— START Page —

CMSIS-DSP  Verison 1.1.0
CMSIS DSP Software Library
Finite Impulse Response (FIR) Sparse Filters

Functions

void arm_fir_sparse_f32 (arm_fir_sparse_instance_f32 *S, float32_t *pSrc, float32_t *pDst, float32_t *pScratchIn, uint32_t blockSize)
 Processing function for the floating-point sparse FIR filter.
void arm_fir_sparse_init_f32 (arm_fir_sparse_instance_f32 *S, uint16_t numTaps, float32_t *pCoeffs, float32_t *pState, int32_t *pTapDelay, uint16_t maxDelay, uint32_t blockSize)
 Initialization function for the floating-point sparse FIR filter.
void arm_fir_sparse_init_q15 (arm_fir_sparse_instance_q15 *S, uint16_t numTaps, q15_t *pCoeffs, q15_t *pState, int32_t *pTapDelay, uint16_t maxDelay, uint32_t blockSize)
 Initialization function for the Q15 sparse FIR filter.
void arm_fir_sparse_init_q31 (arm_fir_sparse_instance_q31 *S, uint16_t numTaps, q31_t *pCoeffs, q31_t *pState, int32_t *pTapDelay, uint16_t maxDelay, uint32_t blockSize)
 Initialization function for the Q31 sparse FIR filter.
void arm_fir_sparse_init_q7 (arm_fir_sparse_instance_q7 *S, uint16_t numTaps, q7_t *pCoeffs, q7_t *pState, int32_t *pTapDelay, uint16_t maxDelay, uint32_t blockSize)
 Initialization function for the Q7 sparse FIR filter.
void arm_fir_sparse_q15 (arm_fir_sparse_instance_q15 *S, q15_t *pSrc, q15_t *pDst, q15_t *pScratchIn, q31_t *pScratchOut, uint32_t blockSize)
 Processing function for the Q15 sparse FIR filter.
void arm_fir_sparse_q31 (arm_fir_sparse_instance_q31 *S, q31_t *pSrc, q31_t *pDst, q31_t *pScratchIn, uint32_t blockSize)
 Processing function for the Q31 sparse FIR filter.
void arm_fir_sparse_q7 (arm_fir_sparse_instance_q7 *S, q7_t *pSrc, q7_t *pDst, q7_t *pScratchIn, q31_t *pScratchOut, uint32_t blockSize)
 Processing function for the Q7 sparse FIR filter.

— END Page —
— START Information given —

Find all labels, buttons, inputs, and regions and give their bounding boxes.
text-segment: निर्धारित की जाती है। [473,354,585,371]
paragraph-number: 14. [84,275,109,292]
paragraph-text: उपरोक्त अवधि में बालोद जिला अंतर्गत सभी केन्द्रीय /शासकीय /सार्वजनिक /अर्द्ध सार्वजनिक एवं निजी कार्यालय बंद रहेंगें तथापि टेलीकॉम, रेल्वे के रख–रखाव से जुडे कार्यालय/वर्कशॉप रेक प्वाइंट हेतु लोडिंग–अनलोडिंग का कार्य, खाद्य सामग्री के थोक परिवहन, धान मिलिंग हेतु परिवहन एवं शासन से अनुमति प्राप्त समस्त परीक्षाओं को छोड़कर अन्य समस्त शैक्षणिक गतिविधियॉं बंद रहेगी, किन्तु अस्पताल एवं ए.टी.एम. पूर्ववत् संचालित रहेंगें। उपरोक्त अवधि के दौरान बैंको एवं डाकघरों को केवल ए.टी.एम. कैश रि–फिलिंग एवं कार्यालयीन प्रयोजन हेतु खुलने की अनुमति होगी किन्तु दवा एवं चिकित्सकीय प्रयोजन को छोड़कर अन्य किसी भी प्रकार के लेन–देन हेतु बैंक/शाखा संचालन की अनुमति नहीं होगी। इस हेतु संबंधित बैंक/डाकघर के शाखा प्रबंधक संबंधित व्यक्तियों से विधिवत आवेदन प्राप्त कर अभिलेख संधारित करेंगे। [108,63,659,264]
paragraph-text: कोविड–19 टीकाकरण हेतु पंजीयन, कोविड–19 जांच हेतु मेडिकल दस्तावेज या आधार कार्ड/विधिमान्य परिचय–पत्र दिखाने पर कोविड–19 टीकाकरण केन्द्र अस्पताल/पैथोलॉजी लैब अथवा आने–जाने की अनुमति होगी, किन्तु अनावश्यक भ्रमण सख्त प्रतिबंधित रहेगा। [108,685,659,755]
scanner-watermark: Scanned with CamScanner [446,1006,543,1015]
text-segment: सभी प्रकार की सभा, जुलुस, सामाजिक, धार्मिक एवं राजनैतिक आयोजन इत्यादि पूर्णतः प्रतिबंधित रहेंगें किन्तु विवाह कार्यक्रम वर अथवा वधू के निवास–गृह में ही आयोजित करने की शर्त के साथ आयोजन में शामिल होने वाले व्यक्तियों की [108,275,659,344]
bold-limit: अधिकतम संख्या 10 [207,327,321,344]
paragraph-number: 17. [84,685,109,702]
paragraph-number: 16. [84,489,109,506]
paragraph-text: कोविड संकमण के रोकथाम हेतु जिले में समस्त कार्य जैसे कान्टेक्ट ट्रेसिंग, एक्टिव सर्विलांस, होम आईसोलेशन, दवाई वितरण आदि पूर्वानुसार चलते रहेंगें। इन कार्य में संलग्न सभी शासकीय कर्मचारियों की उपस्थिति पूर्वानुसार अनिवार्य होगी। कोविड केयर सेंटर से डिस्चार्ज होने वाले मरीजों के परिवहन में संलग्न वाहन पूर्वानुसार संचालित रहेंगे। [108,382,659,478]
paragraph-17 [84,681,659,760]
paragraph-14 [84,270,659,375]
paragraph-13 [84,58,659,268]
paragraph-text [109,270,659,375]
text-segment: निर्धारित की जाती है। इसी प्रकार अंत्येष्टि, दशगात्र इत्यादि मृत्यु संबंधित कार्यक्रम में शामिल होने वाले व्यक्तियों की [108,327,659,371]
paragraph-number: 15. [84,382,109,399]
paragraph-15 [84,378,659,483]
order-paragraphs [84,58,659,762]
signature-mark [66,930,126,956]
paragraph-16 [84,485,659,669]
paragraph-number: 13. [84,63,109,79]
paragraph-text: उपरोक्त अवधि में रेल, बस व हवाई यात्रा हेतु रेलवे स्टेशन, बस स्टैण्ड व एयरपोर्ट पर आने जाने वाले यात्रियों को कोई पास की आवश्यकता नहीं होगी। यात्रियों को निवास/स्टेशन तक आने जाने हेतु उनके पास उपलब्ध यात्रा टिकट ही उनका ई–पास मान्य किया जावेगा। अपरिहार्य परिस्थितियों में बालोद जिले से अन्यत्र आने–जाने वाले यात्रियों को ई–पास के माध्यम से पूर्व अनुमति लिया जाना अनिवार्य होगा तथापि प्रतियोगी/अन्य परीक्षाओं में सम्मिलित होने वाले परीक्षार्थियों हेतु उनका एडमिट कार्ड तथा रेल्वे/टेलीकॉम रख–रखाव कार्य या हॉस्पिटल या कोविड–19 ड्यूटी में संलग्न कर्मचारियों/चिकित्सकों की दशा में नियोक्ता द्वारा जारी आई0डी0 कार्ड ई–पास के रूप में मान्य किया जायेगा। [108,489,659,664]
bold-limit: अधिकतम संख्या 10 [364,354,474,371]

— END Information given —

Exercise requirements:
1. On the sparse FIR filter page, which two processing functions take a pScratchOut argument?
2. Output the part of the sparse FIR filter page from "Initialization function for the floating-point" up to and including "Initialization function for the Q15 sparse FIR filter.".
The records are separate from the sparse FIR filter page.

Per-task outputs:
1. arm_fir_sparse_q15 and arm_fir_sparse_q7.

2.
Initialization function for the floating-point sparse FIR filter.
void arm_fir_sparse_init_q15 (arm_fir_sparse_instance_q15 *S, uint16_t numTaps, q15_t *pCoeffs, q15_t *pState, int32_t *pTapDelay, uint16_t maxDelay, uint32_t blockSize)
 Initialization function for the Q15 sparse FIR filter.